_WHAT THIS TASK INVOLVES_.
Transcribe all of the data exactly. Omit the pictures.

_TASK MATERIAL_.

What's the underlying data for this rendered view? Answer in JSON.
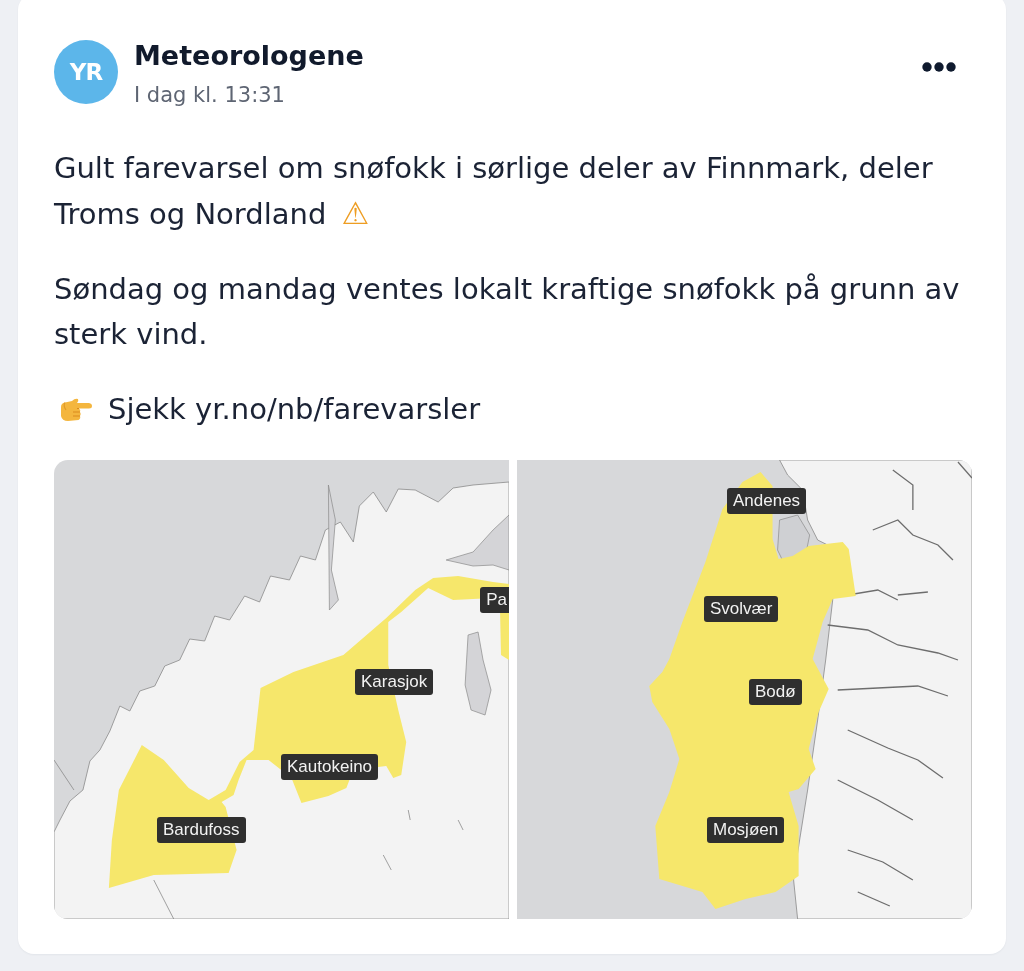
{
  "author": {
    "logo": "YR",
    "name": "Meteorologene",
    "timestamp": "I dag kl. 13:31"
  },
  "paragraphs": [
    {
      "kind": "warning",
      "text": "Gult farevarsel om snøfokk i sørlige deler av Finnmark, deler Troms og Nordland",
      "symbol": "⚠"
    },
    {
      "kind": "plain",
      "text": "Søndag og mandag ventes lokalt kraftige snøfokk på grunn av sterk vind."
    },
    {
      "kind": "pointer",
      "text": "Sjekk yr.no/nb/farevarsler"
    }
  ],
  "maps": [
    {
      "labels": [
        "Karasjok",
        "Kautokeino",
        "Bardufoss",
        "Pa"
      ]
    },
    {
      "labels": [
        "Andenes",
        "Svolvær",
        "Bodø",
        "Mosjøen"
      ]
    }
  ]
}
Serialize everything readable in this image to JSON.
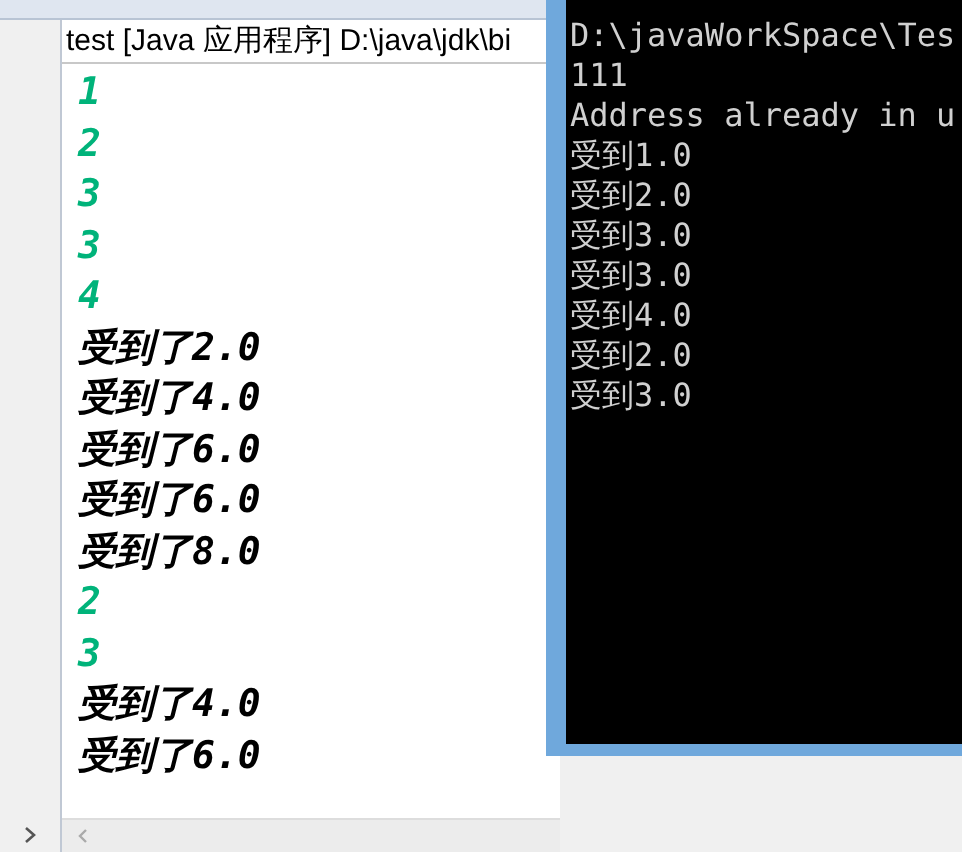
{
  "console": {
    "title": "test [Java 应用程序] D:\\java\\jdk\\bi",
    "lines": [
      {
        "text": "1",
        "color": "#00b37a"
      },
      {
        "text": "2",
        "color": "#00b37a"
      },
      {
        "text": "3",
        "color": "#00b37a"
      },
      {
        "text": "3",
        "color": "#00b37a"
      },
      {
        "text": "4",
        "color": "#00b37a"
      },
      {
        "text": "受到了2.0",
        "color": "#000000"
      },
      {
        "text": "受到了4.0",
        "color": "#000000"
      },
      {
        "text": "受到了6.0",
        "color": "#000000"
      },
      {
        "text": "受到了6.0",
        "color": "#000000"
      },
      {
        "text": "受到了8.0",
        "color": "#000000"
      },
      {
        "text": "2",
        "color": "#00b37a"
      },
      {
        "text": "3",
        "color": "#00b37a"
      },
      {
        "text": "受到了4.0",
        "color": "#000000"
      },
      {
        "text": "受到了6.0",
        "color": "#000000"
      }
    ]
  },
  "terminal": {
    "lines": [
      "D:\\javaWorkSpace\\Tes",
      "111",
      "Address already in u",
      "受到1.0",
      "受到2.0",
      "受到3.0",
      "受到3.0",
      "受到4.0",
      "受到2.0",
      "受到3.0"
    ]
  }
}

_EXERCISE SOLUTION_.
What's the underlying data for this rendered view? Answer in JSON.
{
  "author": {
    "logo": "YR",
    "name": "Meteorologene",
    "timestamp": "I dag kl. 13:31"
  },
  "paragraphs": [
    {
      "kind": "warning",
      "text": "Gult farevarsel om snøfokk i sørlige deler av Finnmark, deler Troms og Nordland",
      "symbol": "⚠"
    },
    {
      "kind": "plain",
      "text": "Søndag og mandag ventes lokalt kraftige snøfokk på grunn av sterk vind."
    },
    {
      "kind": "pointer",
      "text": "Sjekk yr.no/nb/farevarsler"
    }
  ],
  "maps": [
    {
      "labels": [
        "Karasjok",
        "Kautokeino",
        "Bardufoss",
        "Pa"
      ]
    },
    {
      "labels": [
        "Andenes",
        "Svolvær",
        "Bodø",
        "Mosjøen"
      ]
    }
  ]
}
Serialize everything readable in this image to JSON.
{
  "console": {
    "title": "test [Java 应用程序] D:\\java\\jdk\\bi",
    "lines": [
      {
        "text": "1",
        "color": "#00b37a"
      },
      {
        "text": "2",
        "color": "#00b37a"
      },
      {
        "text": "3",
        "color": "#00b37a"
      },
      {
        "text": "3",
        "color": "#00b37a"
      },
      {
        "text": "4",
        "color": "#00b37a"
      },
      {
        "text": "受到了2.0",
        "color": "#000000"
      },
      {
        "text": "受到了4.0",
        "color": "#000000"
      },
      {
        "text": "受到了6.0",
        "color": "#000000"
      },
      {
        "text": "受到了6.0",
        "color": "#000000"
      },
      {
        "text": "受到了8.0",
        "color": "#000000"
      },
      {
        "text": "2",
        "color": "#00b37a"
      },
      {
        "text": "3",
        "color": "#00b37a"
      },
      {
        "text": "受到了4.0",
        "color": "#000000"
      },
      {
        "text": "受到了6.0",
        "color": "#000000"
      }
    ]
  },
  "terminal": {
    "lines": [
      "D:\\javaWorkSpace\\Tes",
      "111",
      "Address already in u",
      "受到1.0",
      "受到2.0",
      "受到3.0",
      "受到3.0",
      "受到4.0",
      "受到2.0",
      "受到3.0"
    ]
  }
}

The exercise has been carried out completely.